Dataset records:
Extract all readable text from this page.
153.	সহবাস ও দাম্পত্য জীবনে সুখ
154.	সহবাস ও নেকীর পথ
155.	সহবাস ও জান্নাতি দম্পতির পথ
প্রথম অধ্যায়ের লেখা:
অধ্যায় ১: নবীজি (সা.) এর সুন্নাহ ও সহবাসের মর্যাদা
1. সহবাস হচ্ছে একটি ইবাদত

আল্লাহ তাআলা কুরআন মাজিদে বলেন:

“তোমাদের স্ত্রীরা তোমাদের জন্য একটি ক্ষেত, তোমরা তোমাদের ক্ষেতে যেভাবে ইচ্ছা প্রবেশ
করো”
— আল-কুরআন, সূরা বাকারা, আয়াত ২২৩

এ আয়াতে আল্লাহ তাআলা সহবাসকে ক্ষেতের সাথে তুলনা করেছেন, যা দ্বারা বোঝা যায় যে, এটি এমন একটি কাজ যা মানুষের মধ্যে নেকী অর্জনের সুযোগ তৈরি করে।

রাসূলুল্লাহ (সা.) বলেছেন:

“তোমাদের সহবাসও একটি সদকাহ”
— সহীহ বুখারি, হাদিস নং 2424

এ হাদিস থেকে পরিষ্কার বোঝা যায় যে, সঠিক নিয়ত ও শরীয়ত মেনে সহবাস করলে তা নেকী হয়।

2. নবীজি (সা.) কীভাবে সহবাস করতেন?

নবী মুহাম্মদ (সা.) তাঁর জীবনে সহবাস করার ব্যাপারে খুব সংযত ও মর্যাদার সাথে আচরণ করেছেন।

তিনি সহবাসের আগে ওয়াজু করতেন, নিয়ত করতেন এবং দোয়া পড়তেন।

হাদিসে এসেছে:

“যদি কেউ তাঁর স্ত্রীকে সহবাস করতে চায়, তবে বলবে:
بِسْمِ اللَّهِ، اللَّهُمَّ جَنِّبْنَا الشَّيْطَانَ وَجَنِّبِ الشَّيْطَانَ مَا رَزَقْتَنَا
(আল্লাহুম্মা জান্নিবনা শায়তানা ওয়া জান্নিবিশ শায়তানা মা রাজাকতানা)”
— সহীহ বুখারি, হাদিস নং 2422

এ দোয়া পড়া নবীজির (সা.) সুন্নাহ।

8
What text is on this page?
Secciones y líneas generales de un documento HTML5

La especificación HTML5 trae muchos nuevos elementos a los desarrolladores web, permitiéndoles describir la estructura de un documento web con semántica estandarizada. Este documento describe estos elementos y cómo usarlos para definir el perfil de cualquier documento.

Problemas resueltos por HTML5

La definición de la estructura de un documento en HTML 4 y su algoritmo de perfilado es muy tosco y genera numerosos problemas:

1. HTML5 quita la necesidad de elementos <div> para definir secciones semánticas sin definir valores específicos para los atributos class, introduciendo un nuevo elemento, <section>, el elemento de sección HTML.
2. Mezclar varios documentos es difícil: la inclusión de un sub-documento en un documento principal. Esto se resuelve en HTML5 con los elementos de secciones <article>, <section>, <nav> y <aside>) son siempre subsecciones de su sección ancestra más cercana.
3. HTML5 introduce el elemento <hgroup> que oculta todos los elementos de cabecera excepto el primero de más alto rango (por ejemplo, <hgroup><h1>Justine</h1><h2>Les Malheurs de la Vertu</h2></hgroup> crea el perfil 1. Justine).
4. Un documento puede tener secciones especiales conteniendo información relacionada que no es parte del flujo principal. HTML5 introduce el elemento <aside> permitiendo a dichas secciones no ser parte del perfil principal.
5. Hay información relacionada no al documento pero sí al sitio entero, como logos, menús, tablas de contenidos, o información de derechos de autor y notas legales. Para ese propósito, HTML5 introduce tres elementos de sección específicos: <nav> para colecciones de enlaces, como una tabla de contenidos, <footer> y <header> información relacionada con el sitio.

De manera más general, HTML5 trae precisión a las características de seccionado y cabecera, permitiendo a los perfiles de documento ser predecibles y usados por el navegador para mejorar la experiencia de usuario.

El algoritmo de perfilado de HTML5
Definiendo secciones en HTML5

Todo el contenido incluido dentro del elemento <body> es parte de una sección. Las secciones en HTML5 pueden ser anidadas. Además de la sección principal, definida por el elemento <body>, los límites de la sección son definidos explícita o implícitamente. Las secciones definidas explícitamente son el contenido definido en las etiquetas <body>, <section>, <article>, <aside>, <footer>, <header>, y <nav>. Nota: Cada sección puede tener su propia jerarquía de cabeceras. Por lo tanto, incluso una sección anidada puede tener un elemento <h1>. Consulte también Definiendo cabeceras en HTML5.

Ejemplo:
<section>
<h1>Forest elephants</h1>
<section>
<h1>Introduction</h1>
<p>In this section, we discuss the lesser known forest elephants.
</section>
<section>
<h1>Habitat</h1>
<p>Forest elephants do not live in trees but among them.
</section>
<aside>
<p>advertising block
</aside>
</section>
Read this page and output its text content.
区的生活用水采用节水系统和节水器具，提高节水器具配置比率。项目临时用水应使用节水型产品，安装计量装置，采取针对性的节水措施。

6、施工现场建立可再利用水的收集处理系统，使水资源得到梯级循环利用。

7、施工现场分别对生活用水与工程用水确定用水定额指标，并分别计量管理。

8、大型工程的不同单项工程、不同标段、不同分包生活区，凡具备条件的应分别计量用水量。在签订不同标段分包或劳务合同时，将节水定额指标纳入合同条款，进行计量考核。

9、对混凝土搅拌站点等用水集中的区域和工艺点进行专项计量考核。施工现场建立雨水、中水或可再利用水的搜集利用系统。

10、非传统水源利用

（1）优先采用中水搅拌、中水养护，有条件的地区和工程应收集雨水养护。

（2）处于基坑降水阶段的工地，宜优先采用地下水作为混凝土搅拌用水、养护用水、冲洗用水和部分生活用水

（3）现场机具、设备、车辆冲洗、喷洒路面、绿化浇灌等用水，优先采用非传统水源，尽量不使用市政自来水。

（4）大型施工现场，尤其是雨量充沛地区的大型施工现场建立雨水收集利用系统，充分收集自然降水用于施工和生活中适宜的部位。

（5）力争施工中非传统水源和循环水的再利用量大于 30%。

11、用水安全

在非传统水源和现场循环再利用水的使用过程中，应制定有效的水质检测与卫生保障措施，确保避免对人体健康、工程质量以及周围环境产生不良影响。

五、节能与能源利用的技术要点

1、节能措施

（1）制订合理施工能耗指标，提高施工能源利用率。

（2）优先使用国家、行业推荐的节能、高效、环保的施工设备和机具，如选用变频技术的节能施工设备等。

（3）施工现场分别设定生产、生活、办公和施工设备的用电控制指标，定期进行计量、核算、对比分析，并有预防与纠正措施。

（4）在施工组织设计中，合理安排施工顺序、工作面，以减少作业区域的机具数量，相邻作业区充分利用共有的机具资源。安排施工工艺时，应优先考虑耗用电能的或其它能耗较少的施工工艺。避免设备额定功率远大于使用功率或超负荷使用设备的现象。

### PROBLEM
Of the lines in the entries, how many include the word "article"? State only the number.

### RESPONSE TO THIS TASK
2